** Opening Supplied material block **
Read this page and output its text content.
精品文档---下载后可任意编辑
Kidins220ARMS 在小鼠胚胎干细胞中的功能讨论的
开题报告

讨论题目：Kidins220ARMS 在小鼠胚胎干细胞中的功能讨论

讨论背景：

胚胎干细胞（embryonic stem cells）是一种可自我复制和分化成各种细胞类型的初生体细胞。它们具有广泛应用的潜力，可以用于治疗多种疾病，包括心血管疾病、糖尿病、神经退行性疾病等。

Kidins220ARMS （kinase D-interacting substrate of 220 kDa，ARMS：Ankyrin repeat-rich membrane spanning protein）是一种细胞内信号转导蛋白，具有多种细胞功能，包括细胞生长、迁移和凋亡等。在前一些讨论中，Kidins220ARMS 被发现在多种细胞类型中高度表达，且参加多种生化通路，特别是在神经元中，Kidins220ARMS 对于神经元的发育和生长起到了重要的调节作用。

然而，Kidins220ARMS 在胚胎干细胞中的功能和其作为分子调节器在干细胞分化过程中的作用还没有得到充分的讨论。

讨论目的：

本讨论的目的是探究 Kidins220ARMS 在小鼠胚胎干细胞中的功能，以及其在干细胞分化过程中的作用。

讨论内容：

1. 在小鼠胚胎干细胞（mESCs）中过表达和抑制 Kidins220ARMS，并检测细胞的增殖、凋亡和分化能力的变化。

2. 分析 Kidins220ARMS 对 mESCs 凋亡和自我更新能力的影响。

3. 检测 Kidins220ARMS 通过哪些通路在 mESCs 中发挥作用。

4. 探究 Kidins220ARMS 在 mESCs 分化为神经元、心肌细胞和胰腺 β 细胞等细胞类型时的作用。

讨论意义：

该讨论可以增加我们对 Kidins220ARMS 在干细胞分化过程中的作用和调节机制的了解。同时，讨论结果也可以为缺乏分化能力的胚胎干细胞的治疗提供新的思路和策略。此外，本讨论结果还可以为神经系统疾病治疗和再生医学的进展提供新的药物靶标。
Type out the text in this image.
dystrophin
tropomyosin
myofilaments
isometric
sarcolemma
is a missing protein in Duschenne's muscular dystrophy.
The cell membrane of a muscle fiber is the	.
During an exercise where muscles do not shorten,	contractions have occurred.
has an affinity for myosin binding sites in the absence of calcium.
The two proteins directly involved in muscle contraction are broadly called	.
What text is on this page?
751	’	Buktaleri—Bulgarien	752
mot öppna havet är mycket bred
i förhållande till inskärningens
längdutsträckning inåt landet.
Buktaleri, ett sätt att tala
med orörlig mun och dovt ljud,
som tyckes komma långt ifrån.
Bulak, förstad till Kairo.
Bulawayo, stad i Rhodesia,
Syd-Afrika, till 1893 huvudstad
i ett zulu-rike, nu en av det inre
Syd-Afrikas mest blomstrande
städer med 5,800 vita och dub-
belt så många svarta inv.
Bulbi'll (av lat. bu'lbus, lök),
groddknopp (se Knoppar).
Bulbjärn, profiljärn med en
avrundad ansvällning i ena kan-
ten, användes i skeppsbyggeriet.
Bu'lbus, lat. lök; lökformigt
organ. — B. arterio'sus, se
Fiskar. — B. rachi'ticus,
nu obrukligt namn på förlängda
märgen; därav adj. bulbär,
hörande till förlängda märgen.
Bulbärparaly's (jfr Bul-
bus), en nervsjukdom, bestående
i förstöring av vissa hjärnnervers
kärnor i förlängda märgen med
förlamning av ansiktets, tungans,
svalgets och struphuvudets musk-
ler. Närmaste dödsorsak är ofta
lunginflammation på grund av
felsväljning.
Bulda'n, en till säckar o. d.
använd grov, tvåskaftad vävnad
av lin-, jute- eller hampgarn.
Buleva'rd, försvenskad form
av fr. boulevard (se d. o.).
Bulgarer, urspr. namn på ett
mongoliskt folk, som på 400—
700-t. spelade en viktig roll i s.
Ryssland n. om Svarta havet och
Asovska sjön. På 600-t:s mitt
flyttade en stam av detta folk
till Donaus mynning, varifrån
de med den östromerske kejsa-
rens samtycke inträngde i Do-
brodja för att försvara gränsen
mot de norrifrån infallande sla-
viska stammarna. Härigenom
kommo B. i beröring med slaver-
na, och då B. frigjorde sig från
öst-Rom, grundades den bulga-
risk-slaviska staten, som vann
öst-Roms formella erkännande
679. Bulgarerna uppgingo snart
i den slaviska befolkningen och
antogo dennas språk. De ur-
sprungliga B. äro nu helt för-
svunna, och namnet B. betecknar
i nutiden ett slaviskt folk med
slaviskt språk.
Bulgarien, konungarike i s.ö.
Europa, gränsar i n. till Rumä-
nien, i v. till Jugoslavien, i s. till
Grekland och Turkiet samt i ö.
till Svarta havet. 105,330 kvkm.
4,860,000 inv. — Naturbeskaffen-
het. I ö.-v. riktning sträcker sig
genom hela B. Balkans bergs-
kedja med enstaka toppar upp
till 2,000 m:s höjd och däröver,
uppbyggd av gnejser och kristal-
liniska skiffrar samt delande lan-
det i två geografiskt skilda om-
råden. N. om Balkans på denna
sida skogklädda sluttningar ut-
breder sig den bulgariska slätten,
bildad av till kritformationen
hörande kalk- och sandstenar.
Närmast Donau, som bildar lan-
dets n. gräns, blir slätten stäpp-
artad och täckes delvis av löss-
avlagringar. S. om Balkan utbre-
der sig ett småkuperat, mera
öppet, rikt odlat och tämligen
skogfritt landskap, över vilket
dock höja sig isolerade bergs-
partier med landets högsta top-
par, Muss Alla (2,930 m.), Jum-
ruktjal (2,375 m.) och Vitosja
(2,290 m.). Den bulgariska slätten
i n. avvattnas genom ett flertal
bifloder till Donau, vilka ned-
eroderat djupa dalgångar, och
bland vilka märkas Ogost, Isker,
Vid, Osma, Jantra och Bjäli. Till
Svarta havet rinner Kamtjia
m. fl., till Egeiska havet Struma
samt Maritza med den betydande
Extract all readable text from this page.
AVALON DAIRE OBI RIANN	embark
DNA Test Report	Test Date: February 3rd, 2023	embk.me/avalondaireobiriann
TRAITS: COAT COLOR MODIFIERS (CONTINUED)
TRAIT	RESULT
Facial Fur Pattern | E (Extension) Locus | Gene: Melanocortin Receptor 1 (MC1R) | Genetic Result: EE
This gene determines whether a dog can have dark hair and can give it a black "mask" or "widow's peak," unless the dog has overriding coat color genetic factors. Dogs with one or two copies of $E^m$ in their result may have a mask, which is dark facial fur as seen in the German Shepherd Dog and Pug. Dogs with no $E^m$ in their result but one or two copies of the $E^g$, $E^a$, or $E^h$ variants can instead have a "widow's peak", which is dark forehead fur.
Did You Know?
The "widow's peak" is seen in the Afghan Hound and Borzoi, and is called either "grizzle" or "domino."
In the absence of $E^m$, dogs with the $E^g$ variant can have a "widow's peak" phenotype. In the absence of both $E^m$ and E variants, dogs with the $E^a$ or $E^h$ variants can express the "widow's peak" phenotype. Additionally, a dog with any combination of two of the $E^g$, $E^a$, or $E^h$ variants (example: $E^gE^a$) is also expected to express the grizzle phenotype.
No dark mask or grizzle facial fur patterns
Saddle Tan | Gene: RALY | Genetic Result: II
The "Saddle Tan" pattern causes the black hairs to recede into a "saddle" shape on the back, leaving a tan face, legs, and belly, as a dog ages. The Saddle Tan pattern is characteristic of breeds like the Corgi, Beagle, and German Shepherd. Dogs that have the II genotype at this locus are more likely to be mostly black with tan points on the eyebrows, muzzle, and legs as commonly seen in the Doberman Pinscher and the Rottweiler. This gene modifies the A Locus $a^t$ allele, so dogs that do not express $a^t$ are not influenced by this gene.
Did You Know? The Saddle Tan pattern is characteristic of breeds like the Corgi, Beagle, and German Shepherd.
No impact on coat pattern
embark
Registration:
** Closing Supplied material block **
Exercise aim: Write out every entry again so that each line matches the original exactly.

Solution to this problem:
Read this page and output its text content.
精品文档---下载后可任意编辑
Kidins220ARMS 在小鼠胚胎干细胞中的功能讨论的
开题报告

讨论题目：Kidins220ARMS 在小鼠胚胎干细胞中的功能讨论

讨论背景：

胚胎干细胞（embryonic stem cells）是一种可自我复制和分化成各种细胞类型的初生体细胞。它们具有广泛应用的潜力，可以用于治疗多种疾病，包括心血管疾病、糖尿病、神经退行性疾病等。

Kidins220ARMS （kinase D-interacting substrate of 220 kDa，ARMS：Ankyrin repeat-rich membrane spanning protein）是一种细胞内信号转导蛋白，具有多种细胞功能，包括细胞生长、迁移和凋亡等。在前一些讨论中，Kidins220ARMS 被发现在多种细胞类型中高度表达，且参加多种生化通路，特别是在神经元中，Kidins220ARMS 对于神经元的发育和生长起到了重要的调节作用。

然而，Kidins220ARMS 在胚胎干细胞中的功能和其作为分子调节器在干细胞分化过程中的作用还没有得到充分的讨论。

讨论目的：

本讨论的目的是探究 Kidins220ARMS 在小鼠胚胎干细胞中的功能，以及其在干细胞分化过程中的作用。

讨论内容：

1. 在小鼠胚胎干细胞（mESCs）中过表达和抑制 Kidins220ARMS，并检测细胞的增殖、凋亡和分化能力的变化。

2. 分析 Kidins220ARMS 对 mESCs 凋亡和自我更新能力的影响。

3. 检测 Kidins220ARMS 通过哪些通路在 mESCs 中发挥作用。

4. 探究 Kidins220ARMS 在 mESCs 分化为神经元、心肌细胞和胰腺 β 细胞等细胞类型时的作用。

讨论意义：

该讨论可以增加我们对 Kidins220ARMS 在干细胞分化过程中的作用和调节机制的了解。同时，讨论结果也可以为缺乏分化能力的胚胎干细胞的治疗提供新的思路和策略。此外，本讨论结果还可以为神经系统疾病治疗和再生医学的进展提供新的药物靶标。
Type out the text in this image.
dystrophin
tropomyosin
myofilaments
isometric
sarcolemma
is a missing protein in Duschenne's muscular dystrophy.
The cell membrane of a muscle fiber is the	.
During an exercise where muscles do not shorten,	contractions have occurred.
has an affinity for myosin binding sites in the absence of calcium.
The two proteins directly involved in muscle contraction are broadly called	.
What text is on this page?
751	’	Buktaleri—Bulgarien	752
mot öppna havet är mycket bred
i förhållande till inskärningens
längdutsträckning inåt landet.
Buktaleri, ett sätt att tala
med orörlig mun och dovt ljud,
som tyckes komma långt ifrån.
Bulak, förstad till Kairo.
Bulawayo, stad i Rhodesia,
Syd-Afrika, till 1893 huvudstad
i ett zulu-rike, nu en av det inre
Syd-Afrikas mest blomstrande
städer med 5,800 vita och dub-
belt så många svarta inv.
Bulbi'll (av lat. bu'lbus, lök),
groddknopp (se Knoppar).
Bulbjärn, profiljärn med en
avrundad ansvällning i ena kan-
ten, användes i skeppsbyggeriet.
Bu'lbus, lat. lök; lökformigt
organ. — B. arterio'sus, se
Fiskar. — B. rachi'ticus,
nu obrukligt namn på förlängda
märgen; därav adj. bulbär,
hörande till förlängda märgen.
Bulbärparaly's (jfr Bul-
bus), en nervsjukdom, bestående
i förstöring av vissa hjärnnervers
kärnor i förlängda märgen med
förlamning av ansiktets, tungans,
svalgets och struphuvudets musk-
ler. Närmaste dödsorsak är ofta
lunginflammation på grund av
felsväljning.
Bulda'n, en till säckar o. d.
använd grov, tvåskaftad vävnad
av lin-, jute- eller hampgarn.
Buleva'rd, försvenskad form
av fr. boulevard (se d. o.).
Bulgarer, urspr. namn på ett
mongoliskt folk, som på 400—
700-t. spelade en viktig roll i s.
Ryssland n. om Svarta havet och
Asovska sjön. På 600-t:s mitt
flyttade en stam av detta folk
till Donaus mynning, varifrån
de med den östromerske kejsa-
rens samtycke inträngde i Do-
brodja för att försvara gränsen
mot de norrifrån infallande sla-
viska stammarna. Härigenom
kommo B. i beröring med slaver-
na, och då B. frigjorde sig från
öst-Rom, grundades den bulga-
risk-slaviska staten, som vann
öst-Roms formella erkännande
679. Bulgarerna uppgingo snart
i den slaviska befolkningen och
antogo dennas språk. De ur-
sprungliga B. äro nu helt för-
svunna, och namnet B. betecknar
i nutiden ett slaviskt folk med
slaviskt språk.
Bulgarien, konungarike i s.ö.
Europa, gränsar i n. till Rumä-
nien, i v. till Jugoslavien, i s. till
Grekland och Turkiet samt i ö.
till Svarta havet. 105,330 kvkm.
4,860,000 inv. — Naturbeskaffen-
het. I ö.-v. riktning sträcker sig
genom hela B. Balkans bergs-
kedja med enstaka toppar upp
till 2,000 m:s höjd och däröver,
uppbyggd av gnejser och kristal-
liniska skiffrar samt delande lan-
det i två geografiskt skilda om-
råden. N. om Balkans på denna
sida skogklädda sluttningar ut-
breder sig den bulgariska slätten,
bildad av till kritformationen
hörande kalk- och sandstenar.
Närmast Donau, som bildar lan-
dets n. gräns, blir slätten stäpp-
artad och täckes delvis av löss-
avlagringar. S. om Balkan utbre-
der sig ett småkuperat, mera
öppet, rikt odlat och tämligen
skogfritt landskap, över vilket
dock höja sig isolerade bergs-
partier med landets högsta top-
par, Muss Alla (2,930 m.), Jum-
ruktjal (2,375 m.) och Vitosja
(2,290 m.). Den bulgariska slätten
i n. avvattnas genom ett flertal
bifloder till Donau, vilka ned-
eroderat djupa dalgångar, och
bland vilka märkas Ogost, Isker,
Vid, Osma, Jantra och Bjäli. Till
Svarta havet rinner Kamtjia
m. fl., till Egeiska havet Struma
samt Maritza med den betydande
Extract all readable text from this page.
AVALON DAIRE OBI RIANN	embark
DNA Test Report	Test Date: February 3rd, 2023	embk.me/avalondaireobiriann
TRAITS: COAT COLOR MODIFIERS (CONTINUED)
TRAIT	RESULT
Facial Fur Pattern | E (Extension) Locus | Gene: Melanocortin Receptor 1 (MC1R) | Genetic Result: EE
This gene determines whether a dog can have dark hair and can give it a black "mask" or "widow's peak," unless the dog has overriding coat color genetic factors. Dogs with one or two copies of $E^m$ in their result may have a mask, which is dark facial fur as seen in the German Shepherd Dog and Pug. Dogs with no $E^m$ in their result but one or two copies of the $E^g$, $E^a$, or $E^h$ variants can instead have a "widow's peak", which is dark forehead fur.
Did You Know?
The "widow's peak" is seen in the Afghan Hound and Borzoi, and is called either "grizzle" or "domino."
In the absence of $E^m$, dogs with the $E^g$ variant can have a "widow's peak" phenotype. In the absence of both $E^m$ and E variants, dogs with the $E^a$ or $E^h$ variants can express the "widow's peak" phenotype. Additionally, a dog with any combination of two of the $E^g$, $E^a$, or $E^h$ variants (example: $E^gE^a$) is also expected to express the grizzle phenotype.
No dark mask or grizzle facial fur patterns
Saddle Tan | Gene: RALY | Genetic Result: II
The "Saddle Tan" pattern causes the black hairs to recede into a "saddle" shape on the back, leaving a tan face, legs, and belly, as a dog ages. The Saddle Tan pattern is characteristic of breeds like the Corgi, Beagle, and German Shepherd. Dogs that have the II genotype at this locus are more likely to be mostly black with tan points on the eyebrows, muzzle, and legs as commonly seen in the Doberman Pinscher and the Rottweiler. This gene modifies the A Locus $a^t$ allele, so dogs that do not express $a^t$ are not influenced by this gene.
Did You Know? The Saddle Tan pattern is characteristic of breeds like the Corgi, Beagle, and German Shepherd.
No impact on coat pattern
embark
Registration:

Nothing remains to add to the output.